- [Given request]:
Copy each line holding the string "summary".

- [Records for the exercise]:
++++
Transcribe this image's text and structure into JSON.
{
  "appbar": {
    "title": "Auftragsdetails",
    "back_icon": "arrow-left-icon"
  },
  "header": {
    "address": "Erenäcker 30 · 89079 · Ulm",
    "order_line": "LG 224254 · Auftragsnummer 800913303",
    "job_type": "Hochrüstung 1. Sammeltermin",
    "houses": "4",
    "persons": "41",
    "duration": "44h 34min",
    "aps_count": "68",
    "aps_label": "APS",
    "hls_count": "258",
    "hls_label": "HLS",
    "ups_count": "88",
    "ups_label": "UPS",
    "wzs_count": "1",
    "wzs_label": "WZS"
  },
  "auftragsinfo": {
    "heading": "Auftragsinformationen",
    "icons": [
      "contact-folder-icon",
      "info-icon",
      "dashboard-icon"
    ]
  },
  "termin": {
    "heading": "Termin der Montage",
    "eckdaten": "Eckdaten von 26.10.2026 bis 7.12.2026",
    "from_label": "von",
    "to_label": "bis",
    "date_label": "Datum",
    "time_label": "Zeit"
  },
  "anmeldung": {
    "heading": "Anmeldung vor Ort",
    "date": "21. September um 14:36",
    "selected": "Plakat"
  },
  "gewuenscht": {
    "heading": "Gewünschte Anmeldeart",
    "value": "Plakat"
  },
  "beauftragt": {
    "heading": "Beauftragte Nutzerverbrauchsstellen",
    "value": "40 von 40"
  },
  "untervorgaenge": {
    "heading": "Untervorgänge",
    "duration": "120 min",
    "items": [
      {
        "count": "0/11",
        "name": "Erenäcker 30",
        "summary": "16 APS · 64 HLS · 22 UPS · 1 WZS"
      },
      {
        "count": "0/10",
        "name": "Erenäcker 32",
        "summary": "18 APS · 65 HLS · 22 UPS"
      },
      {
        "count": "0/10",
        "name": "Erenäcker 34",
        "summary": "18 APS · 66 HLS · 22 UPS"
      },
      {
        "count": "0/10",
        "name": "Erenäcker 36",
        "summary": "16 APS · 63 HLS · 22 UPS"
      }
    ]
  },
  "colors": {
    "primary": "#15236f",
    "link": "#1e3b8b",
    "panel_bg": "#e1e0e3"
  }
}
++++
- [Answer to this task]:
        "summary": "16 APS · 64 HLS · 22 UPS · 1 WZS"
        "summary": "18 APS · 65 HLS · 22 UPS"
        "summary": "18 APS · 66 HLS · 22 UPS"
        "summary": "16 APS · 63 HLS · 22 UPS"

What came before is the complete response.